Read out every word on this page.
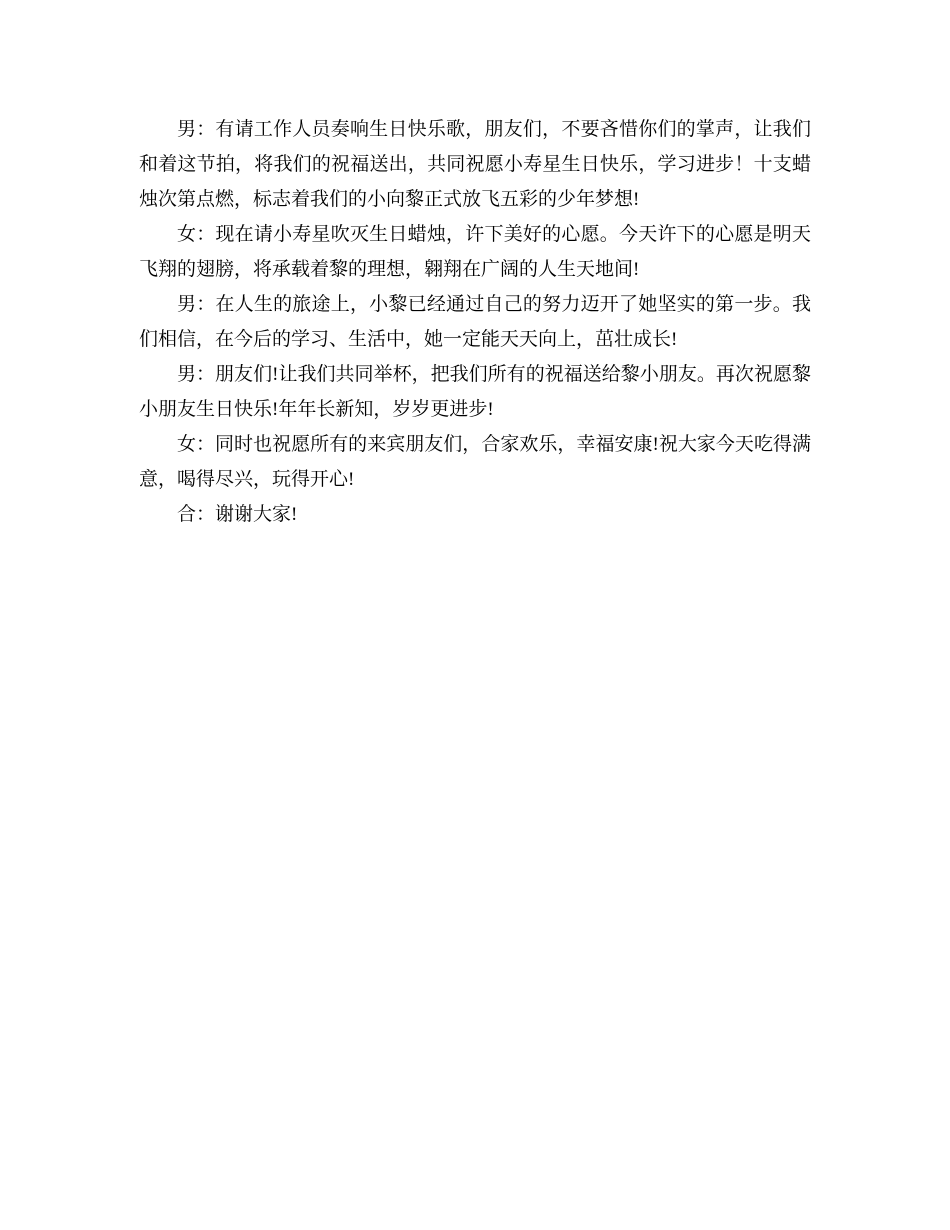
男：有请工作人员奏响生日快乐歌，朋友们，不要吝惜你们的掌声，让我们和着这节拍，将我们的祝福送出，共同祝愿小寿星生日快乐，学习进步！十支蜡烛次第点燃，标志着我们的小向黎正式放飞五彩的少年梦想!

女：现在请小寿星吹灭生日蜡烛，许下美好的心愿。今天许下的心愿是明天飞翔的翅膀，将承载着黎的理想，翱翔在广阔的人生天地间!

男：在人生的旅途上，小黎已经通过自己的努力迈开了她坚实的第一步。我们相信，在今后的学习、生活中，她一定能天天向上，茁壮成长!

男：朋友们!让我们共同举杯，把我们所有的祝福送给黎小朋友。再次祝愿黎小朋友生日快乐!年年长新知，岁岁更进步!

女：同时也祝愿所有的来宾朋友们，合家欢乐，幸福安康!祝大家今天吃得满意，喝得尽兴，玩得开心!

合：谢谢大家!
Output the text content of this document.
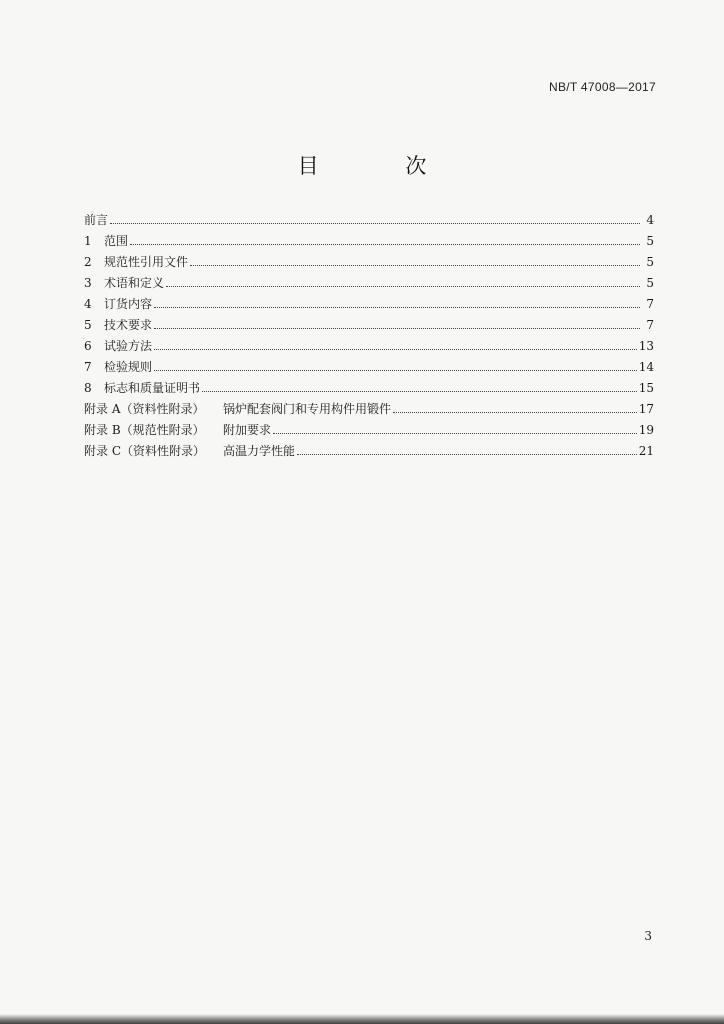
NB/T 47008—2017
目 次
前言	4
1	范围	5
2	规范性引用文件	5
3	术语和定义	5
4	订货内容	7
5	技术要求	7
6	试验方法	13
7	检验规则	14
8	标志和质量证明书	15
附录 A（资料性附录）	锅炉配套阀门和专用构件用锻件	17
附录 B（规范性附录）	附加要求	19
附录 C（资料性附录）	高温力学性能	21
3
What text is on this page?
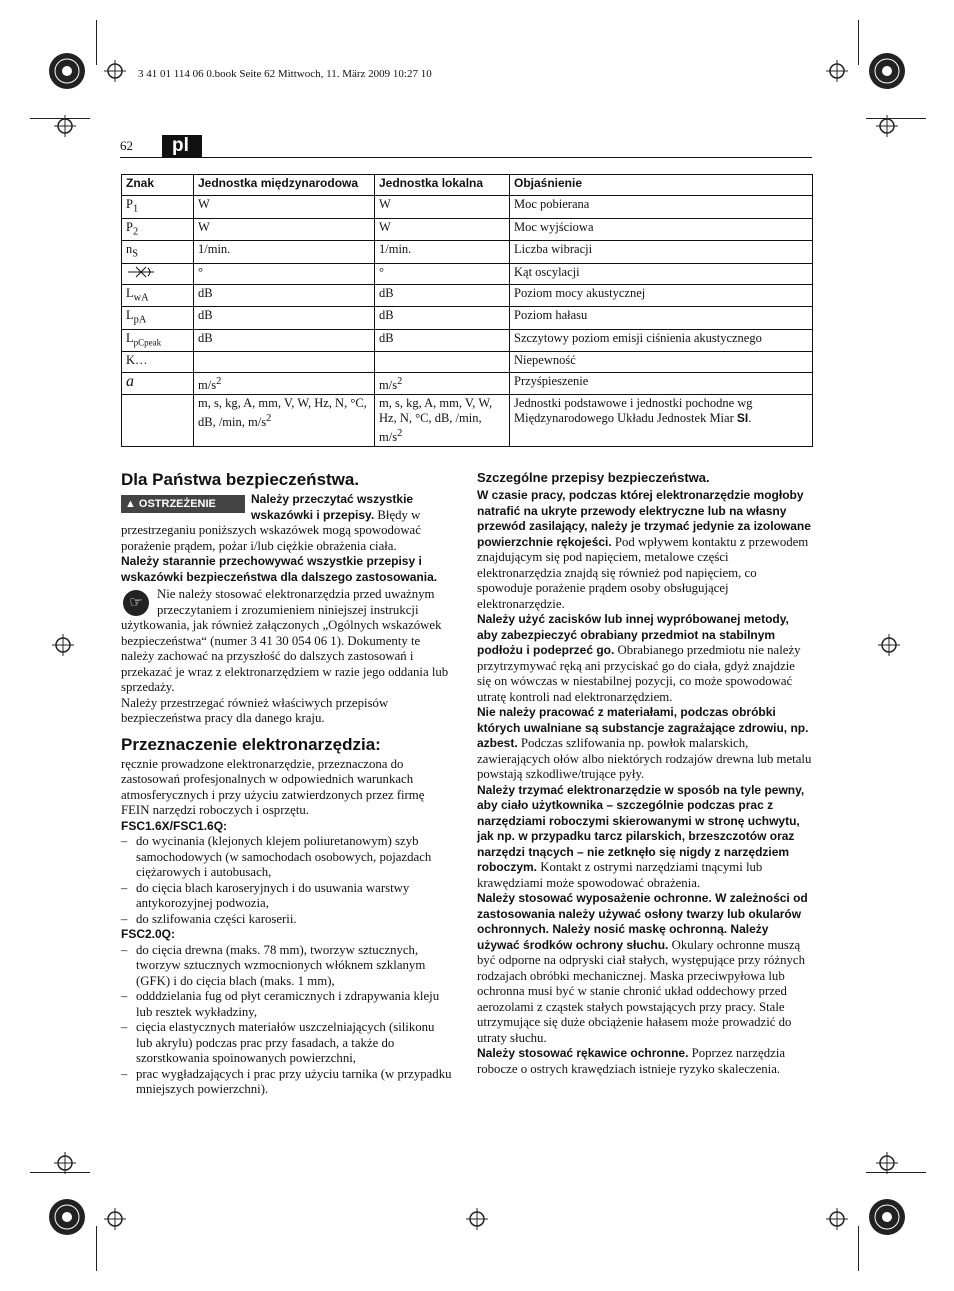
3 41 01 114 06 0.book Seite 62 Mittwoch, 11. März 2009 10:27 10
62	pl
Znak	Jednostka międzynarodowa	Jednostka lokalna	Objaśnienie
$P_1$	W	W	Moc pobierana
$P_2$	W	W	Moc wyjściowa
$n_S$	1/min.	1/min.	Liczba wibracji
	°	°	Kąt oscylacji
$L_{wA}$	dB	dB	Poziom mocy akustycznej
$L_{pA}$	dB	dB	Poziom hałasu
$L_{pCpeak}$	dB	dB	Szczytowy poziom emisji ciśnienia akustycznego
K…			Niepewność
a	$m/s^2$	$m/s^2$	Przyśpieszenie
	m, s, kg, A, mm, V, W, Hz, N, °C, dB, /min, $m/s^2$	m, s, kg, A, mm, V, W, Hz, N, °C, dB, /min, $m/s^2$	Jednostki podstawowe i jednostki pochodne wg Międzynarodowego Układu Jednostek Miar SI.
Dla Państwa bezpieczeństwa.

▲ OSTRZEŻENIE	Należy przeczytać wszystkie wskazówki i przepisy. Błędy w przestrzeganiu poniższych wskazówek mogą spowodować porażenie prądem, pożar i/lub ciężkie obrażenia ciała.

Należy starannie przechowywać wszystkie przepisy i wskazówki bezpieczeństwa dla dalszego zastosowania.

☞
Nie należy stosować elektronarzędzia przed uważnym przeczytaniem i zrozumieniem niniejszej instrukcji użytkowania, jak również załączonych „Ogólnych wskazówek bezpieczeństwa“ (numer 3 41 30 054 06 1). Dokumenty te należy zachować na przyszłość do dalszych zastosowań i przekazać je wraz z elektronarzędziem w razie jego oddania lub sprzedaży.

Należy przestrzegać również właściwych przepisów bezpieczeństwa pracy dla danego kraju.

Przeznaczenie elektronarzędzia:

ręcznie prowadzone elektronarzędzie, przeznaczona do zastosowań profesjonalnych w odpowiednich warunkach atmosferycznych i przy użyciu zatwierdzonych przez firmę FEIN narzędzi roboczych i osprzętu.

FSC1.6X/FSC1.6Q:

– do wycinania (klejonych klejem poliuretanowym) szyb samochodowych (w samochodach osobowych, pojazdach ciężarowych i autobusach,
– do cięcia blach karoseryjnych i do usuwania warstwy antykorozyjnej podwozia,
– do szlifowania części karoserii.

FSC2.0Q:

– do cięcia drewna (maks. 78 mm), tworzyw sztucznych, tworzyw sztucznych wzmocnionych włóknem szklanym (GFK) i do cięcia blach (maks. 1 mm),
– odddzielania fug od płyt ceramicznych i zdrapywania kleju lub resztek wykładziny,
– cięcia elastycznych materiałów uszczelniających (silikonu lub akrylu) podczas prac przy fasadach, a także do szorstkowania spoinowanych powierzchni,
– prac wygładzających i prac przy użyciu tarnika (w przypadku mniejszych powierzchni).
Szczególne przepisy bezpieczeństwa.

W czasie pracy, podczas której elektronarzędzie mogłoby natrafić na ukryte przewody elektryczne lub na własny przewód zasilający, należy je trzymać jedynie za izolowane powierzchnie rękojeści. Pod wpływem kontaktu z przewodem znajdującym się pod napięciem, metalowe części elektronarzędzia znajdą się również pod napięciem, co spowoduje porażenie prądem osoby obsługującej elektronarzędzie.

Należy użyć zacisków lub innej wypróbowanej metody, aby zabezpieczyć obrabiany przedmiot na stabilnym podłożu i podeprzeć go. Obrabianego przedmiotu nie należy przytrzymywać ręką ani przyciskać go do ciała, gdyż znajdzie się on wówczas w niestabilnej pozycji, co może spowodować utratę kontroli nad elektronarzędziem.

Nie należy pracować z materiałami, podczas obróbki których uwalniane są substancje zagrażające zdrowiu, np. azbest. Podczas szlifowania np. powłok malarskich, zawierających ołów albo niektórych rodzajów drewna lub metalu powstają szkodliwe/trujące pyły.

Należy trzymać elektronarzędzie w sposób na tyle pewny, aby ciało użytkownika – szczególnie podczas prac z narzędziami roboczymi skierowanymi w stronę uchwytu, jak np. w przypadku tarcz pilarskich, brzeszczotów oraz narzędzi tnących – nie zetknęło się nigdy z narzędziem roboczym. Kontakt z ostrymi narzędziami tnącymi lub krawędziami może spowodować obrażenia.

Należy stosować wyposażenie ochronne. W zależności od zastosowania należy używać osłony twarzy lub okularów ochronnych. Należy nosić maskę ochronną. Należy używać środków ochrony słuchu. Okulary ochronne muszą być odporne na odpryski ciał stałych, występujące przy różnych rodzajach obróbki mechanicznej. Maska przeciwpyłowa lub ochronna musi być w stanie chronić układ oddechowy przed aerozolami z cząstek stałych powstających przy pracy. Stale utrzymujące się duże obciążenie hałasem może prowadzić do utraty słuchu.

Należy stosować rękawice ochronne. Poprzez narzędzia robocze o ostrych krawędziach istnieje ryzyko skaleczenia.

- - -

### Directions for this task:
Omit the pictures. Output every record above word for word.

### Task answer:
Read out every word on this page.
男：有请工作人员奏响生日快乐歌，朋友们，不要吝惜你们的掌声，让我们和着这节拍，将我们的祝福送出，共同祝愿小寿星生日快乐，学习进步！十支蜡烛次第点燃，标志着我们的小向黎正式放飞五彩的少年梦想!

女：现在请小寿星吹灭生日蜡烛，许下美好的心愿。今天许下的心愿是明天飞翔的翅膀，将承载着黎的理想，翱翔在广阔的人生天地间!

男：在人生的旅途上，小黎已经通过自己的努力迈开了她坚实的第一步。我们相信，在今后的学习、生活中，她一定能天天向上，茁壮成长!

男：朋友们!让我们共同举杯，把我们所有的祝福送给黎小朋友。再次祝愿黎小朋友生日快乐!年年长新知，岁岁更进步!

女：同时也祝愿所有的来宾朋友们，合家欢乐，幸福安康!祝大家今天吃得满意，喝得尽兴，玩得开心!

合：谢谢大家!
Output the text content of this document.
NB/T 47008—2017
目 次
前言	4
1	范围	5
2	规范性引用文件	5
3	术语和定义	5
4	订货内容	7
5	技术要求	7
6	试验方法	13
7	检验规则	14
8	标志和质量证明书	15
附录 A（资料性附录）	锅炉配套阀门和专用构件用锻件	17
附录 B（规范性附录）	附加要求	19
附录 C（资料性附录）	高温力学性能	21
3
What text is on this page?
3 41 01 114 06 0.book Seite 62 Mittwoch, 11. März 2009 10:27 10
62	pl
Znak	Jednostka międzynarodowa	Jednostka lokalna	Objaśnienie
$P_1$	W	W	Moc pobierana
$P_2$	W	W	Moc wyjściowa
$n_S$	1/min.	1/min.	Liczba wibracji
	°	°	Kąt oscylacji
$L_{wA}$	dB	dB	Poziom mocy akustycznej
$L_{pA}$	dB	dB	Poziom hałasu
$L_{pCpeak}$	dB	dB	Szczytowy poziom emisji ciśnienia akustycznego
K…			Niepewność
a	$m/s^2$	$m/s^2$	Przyśpieszenie
	m, s, kg, A, mm, V, W, Hz, N, °C, dB, /min, $m/s^2$	m, s, kg, A, mm, V, W, Hz, N, °C, dB, /min, $m/s^2$	Jednostki podstawowe i jednostki pochodne wg Międzynarodowego Układu Jednostek Miar SI.
Dla Państwa bezpieczeństwa.

▲ OSTRZEŻENIE	Należy przeczytać wszystkie wskazówki i przepisy. Błędy w przestrzeganiu poniższych wskazówek mogą spowodować porażenie prądem, pożar i/lub ciężkie obrażenia ciała.

Należy starannie przechowywać wszystkie przepisy i wskazówki bezpieczeństwa dla dalszego zastosowania.

☞
Nie należy stosować elektronarzędzia przed uważnym przeczytaniem i zrozumieniem niniejszej instrukcji użytkowania, jak również załączonych „Ogólnych wskazówek bezpieczeństwa“ (numer 3 41 30 054 06 1). Dokumenty te należy zachować na przyszłość do dalszych zastosowań i przekazać je wraz z elektronarzędziem w razie jego oddania lub sprzedaży.

Należy przestrzegać również właściwych przepisów bezpieczeństwa pracy dla danego kraju.

Przeznaczenie elektronarzędzia:

ręcznie prowadzone elektronarzędzie, przeznaczona do zastosowań profesjonalnych w odpowiednich warunkach atmosferycznych i przy użyciu zatwierdzonych przez firmę FEIN narzędzi roboczych i osprzętu.

FSC1.6X/FSC1.6Q:

– do wycinania (klejonych klejem poliuretanowym) szyb samochodowych (w samochodach osobowych, pojazdach ciężarowych i autobusach,
– do cięcia blach karoseryjnych i do usuwania warstwy antykorozyjnej podwozia,
– do szlifowania części karoserii.

FSC2.0Q:

– do cięcia drewna (maks. 78 mm), tworzyw sztucznych, tworzyw sztucznych wzmocnionych włóknem szklanym (GFK) i do cięcia blach (maks. 1 mm),
– odddzielania fug od płyt ceramicznych i zdrapywania kleju lub resztek wykładziny,
– cięcia elastycznych materiałów uszczelniających (silikonu lub akrylu) podczas prac przy fasadach, a także do szorstkowania spoinowanych powierzchni,
– prac wygładzających i prac przy użyciu tarnika (w przypadku mniejszych powierzchni).
Szczególne przepisy bezpieczeństwa.

W czasie pracy, podczas której elektronarzędzie mogłoby natrafić na ukryte przewody elektryczne lub na własny przewód zasilający, należy je trzymać jedynie za izolowane powierzchnie rękojeści. Pod wpływem kontaktu z przewodem znajdującym się pod napięciem, metalowe części elektronarzędzia znajdą się również pod napięciem, co spowoduje porażenie prądem osoby obsługującej elektronarzędzie.

Należy użyć zacisków lub innej wypróbowanej metody, aby zabezpieczyć obrabiany przedmiot na stabilnym podłożu i podeprzeć go. Obrabianego przedmiotu nie należy przytrzymywać ręką ani przyciskać go do ciała, gdyż znajdzie się on wówczas w niestabilnej pozycji, co może spowodować utratę kontroli nad elektronarzędziem.

Nie należy pracować z materiałami, podczas obróbki których uwalniane są substancje zagrażające zdrowiu, np. azbest. Podczas szlifowania np. powłok malarskich, zawierających ołów albo niektórych rodzajów drewna lub metalu powstają szkodliwe/trujące pyły.

Należy trzymać elektronarzędzie w sposób na tyle pewny, aby ciało użytkownika – szczególnie podczas prac z narzędziami roboczymi skierowanymi w stronę uchwytu, jak np. w przypadku tarcz pilarskich, brzeszczotów oraz narzędzi tnących – nie zetknęło się nigdy z narzędziem roboczym. Kontakt z ostrymi narzędziami tnącymi lub krawędziami może spowodować obrażenia.

Należy stosować wyposażenie ochronne. W zależności od zastosowania należy używać osłony twarzy lub okularów ochronnych. Należy nosić maskę ochronną. Należy używać środków ochrony słuchu. Okulary ochronne muszą być odporne na odpryski ciał stałych, występujące przy różnych rodzajach obróbki mechanicznej. Maska przeciwpyłowa lub ochronna musi być w stanie chronić układ oddechowy przed aerozolami z cząstek stałych powstających przy pracy. Stale utrzymujące się duże obciążenie hałasem może prowadzić do utraty słuchu.

Należy stosować rękawice ochronne. Poprzez narzędzia robocze o ostrych krawędziach istnieje ryzyko skaleczenia.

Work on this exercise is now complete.